Stored data entries

====

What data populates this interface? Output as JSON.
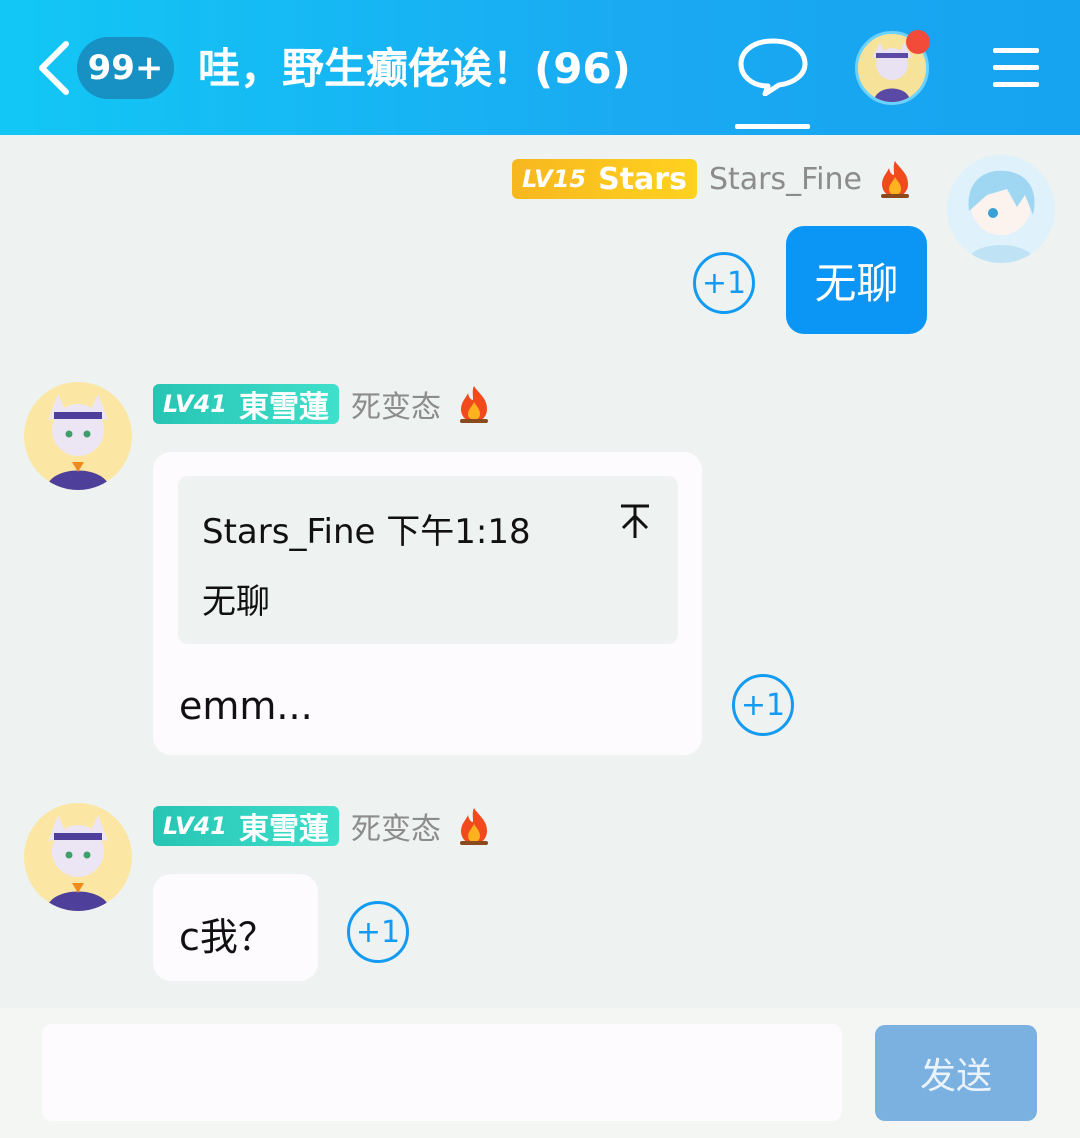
{
  "header": {
    "unread_count": "99+",
    "group_title": "哇，野生癫佬诶！(96)"
  },
  "messages": [
    {
      "sender_level": "LV15",
      "sender_title": "Stars",
      "sender_name": "Stars_Fine",
      "text": "无聊",
      "plus_one": "+1"
    },
    {
      "sender_level": "LV41",
      "sender_title": "東雪蓮",
      "sender_name": "死变态",
      "quote_meta": "Stars_Fine 下午1:18",
      "quote_text": "无聊",
      "text": "emm...",
      "plus_one": "+1"
    },
    {
      "sender_level": "LV41",
      "sender_title": "東雪蓮",
      "sender_name": "死变态",
      "text": "c我？",
      "plus_one": "+1"
    }
  ],
  "input": {
    "value": "",
    "send_label": "发送"
  },
  "colors": {
    "header_gradient_start": "#12c7f5",
    "self_bubble": "#0b95f5",
    "plus_one": "#139bf3",
    "level_gold": "#f7b71f",
    "level_teal": "#27c4b3",
    "send_disabled": "#7bb1e0",
    "notif_dot": "#f24b3a"
  },
  "icons": {
    "back": "chevron-left-icon",
    "chat": "chat-bubble-icon",
    "menu": "hamburger-menu-icon",
    "fire": "fire-icon",
    "jump_to_quote": "arrow-up-icon"
  }
}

====

Task brief:
Print all entries exactly. The images do not belong in the copy.

Output:
What data populates this interface? Output as JSON.
{
  "header": {
    "unread_count": "99+",
    "group_title": "哇，野生癫佬诶！(96)"
  },
  "messages": [
    {
      "sender_level": "LV15",
      "sender_title": "Stars",
      "sender_name": "Stars_Fine",
      "text": "无聊",
      "plus_one": "+1"
    },
    {
      "sender_level": "LV41",
      "sender_title": "東雪蓮",
      "sender_name": "死变态",
      "quote_meta": "Stars_Fine 下午1:18",
      "quote_text": "无聊",
      "text": "emm...",
      "plus_one": "+1"
    },
    {
      "sender_level": "LV41",
      "sender_title": "東雪蓮",
      "sender_name": "死变态",
      "text": "c我？",
      "plus_one": "+1"
    }
  ],
  "input": {
    "value": "",
    "send_label": "发送"
  },
  "colors": {
    "header_gradient_start": "#12c7f5",
    "self_bubble": "#0b95f5",
    "plus_one": "#139bf3",
    "level_gold": "#f7b71f",
    "level_teal": "#27c4b3",
    "send_disabled": "#7bb1e0",
    "notif_dot": "#f24b3a"
  },
  "icons": {
    "back": "chevron-left-icon",
    "chat": "chat-bubble-icon",
    "menu": "hamburger-menu-icon",
    "fire": "fire-icon",
    "jump_to_quote": "arrow-up-icon"
  }
}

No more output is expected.